The task =>
Which lines hold the word "this"? Copy each one.
>> Start Dataset records
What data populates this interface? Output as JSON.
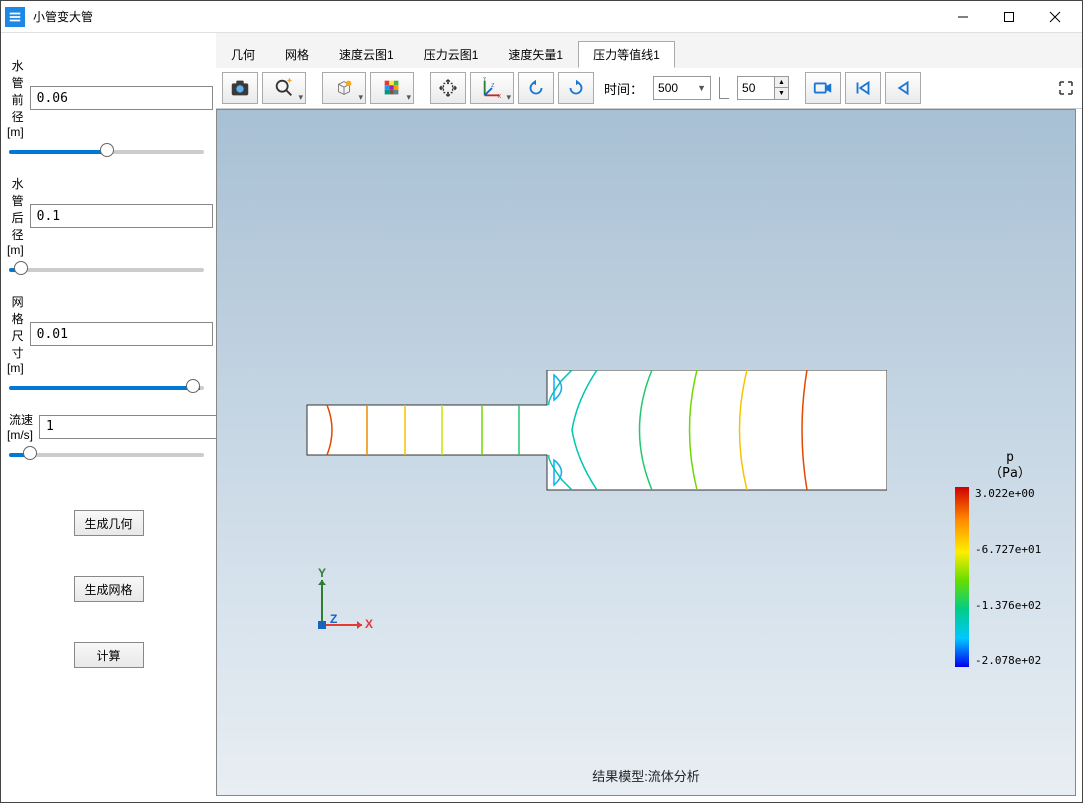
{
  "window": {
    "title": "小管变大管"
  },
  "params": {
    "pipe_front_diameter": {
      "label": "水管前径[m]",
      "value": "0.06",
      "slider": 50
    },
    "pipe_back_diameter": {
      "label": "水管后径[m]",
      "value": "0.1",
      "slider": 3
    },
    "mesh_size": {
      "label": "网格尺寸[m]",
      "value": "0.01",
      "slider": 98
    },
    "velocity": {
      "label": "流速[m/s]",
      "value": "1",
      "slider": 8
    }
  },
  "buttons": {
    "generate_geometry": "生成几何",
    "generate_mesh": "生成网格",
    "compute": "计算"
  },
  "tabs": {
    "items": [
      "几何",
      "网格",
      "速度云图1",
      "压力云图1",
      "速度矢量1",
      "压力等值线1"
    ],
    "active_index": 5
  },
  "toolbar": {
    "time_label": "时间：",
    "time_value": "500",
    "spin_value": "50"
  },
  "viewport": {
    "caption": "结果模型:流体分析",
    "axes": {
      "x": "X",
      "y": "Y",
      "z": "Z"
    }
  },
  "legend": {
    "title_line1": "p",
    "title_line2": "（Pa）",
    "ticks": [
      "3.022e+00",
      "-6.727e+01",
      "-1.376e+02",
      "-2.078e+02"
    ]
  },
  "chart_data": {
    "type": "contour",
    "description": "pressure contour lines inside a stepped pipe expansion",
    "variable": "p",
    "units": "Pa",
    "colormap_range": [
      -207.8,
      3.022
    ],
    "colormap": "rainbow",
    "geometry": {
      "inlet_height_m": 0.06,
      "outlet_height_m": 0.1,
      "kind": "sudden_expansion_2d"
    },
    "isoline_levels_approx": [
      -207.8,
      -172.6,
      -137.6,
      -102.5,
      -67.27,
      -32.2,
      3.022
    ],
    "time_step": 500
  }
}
>> End Dataset records
>> Start Dataset records
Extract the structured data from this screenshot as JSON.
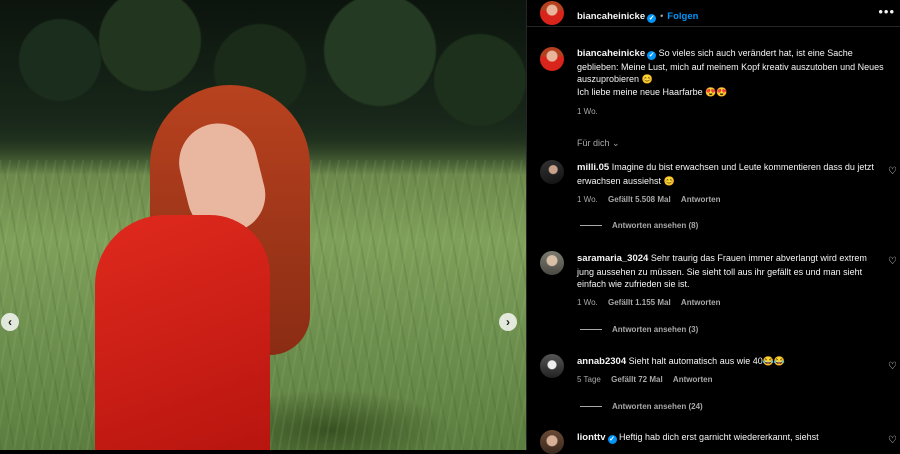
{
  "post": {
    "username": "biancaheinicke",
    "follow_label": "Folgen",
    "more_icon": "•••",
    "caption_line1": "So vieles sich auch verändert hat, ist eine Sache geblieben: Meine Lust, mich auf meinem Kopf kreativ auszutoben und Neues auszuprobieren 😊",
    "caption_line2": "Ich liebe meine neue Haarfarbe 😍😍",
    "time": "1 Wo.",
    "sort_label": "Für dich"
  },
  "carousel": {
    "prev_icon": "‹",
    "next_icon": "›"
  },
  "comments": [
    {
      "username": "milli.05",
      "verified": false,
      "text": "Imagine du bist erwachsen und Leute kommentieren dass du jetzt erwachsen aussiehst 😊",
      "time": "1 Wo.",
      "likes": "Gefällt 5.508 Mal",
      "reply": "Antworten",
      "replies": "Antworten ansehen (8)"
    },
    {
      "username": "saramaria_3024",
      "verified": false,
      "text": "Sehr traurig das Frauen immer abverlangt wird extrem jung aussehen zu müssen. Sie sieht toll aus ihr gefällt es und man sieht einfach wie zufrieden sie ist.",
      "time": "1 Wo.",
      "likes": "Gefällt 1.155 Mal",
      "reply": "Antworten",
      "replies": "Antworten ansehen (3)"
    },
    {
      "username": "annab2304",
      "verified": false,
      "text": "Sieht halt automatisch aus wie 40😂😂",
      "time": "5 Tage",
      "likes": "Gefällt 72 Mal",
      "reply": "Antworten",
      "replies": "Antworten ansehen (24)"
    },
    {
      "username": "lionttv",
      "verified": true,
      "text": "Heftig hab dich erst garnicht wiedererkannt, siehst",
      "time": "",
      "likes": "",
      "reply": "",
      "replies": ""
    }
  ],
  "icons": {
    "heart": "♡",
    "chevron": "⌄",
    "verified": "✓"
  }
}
>> End Dataset records
The completed task =>
What data populates this interface? Output as JSON.
Extract the structured data from this screenshot as JSON.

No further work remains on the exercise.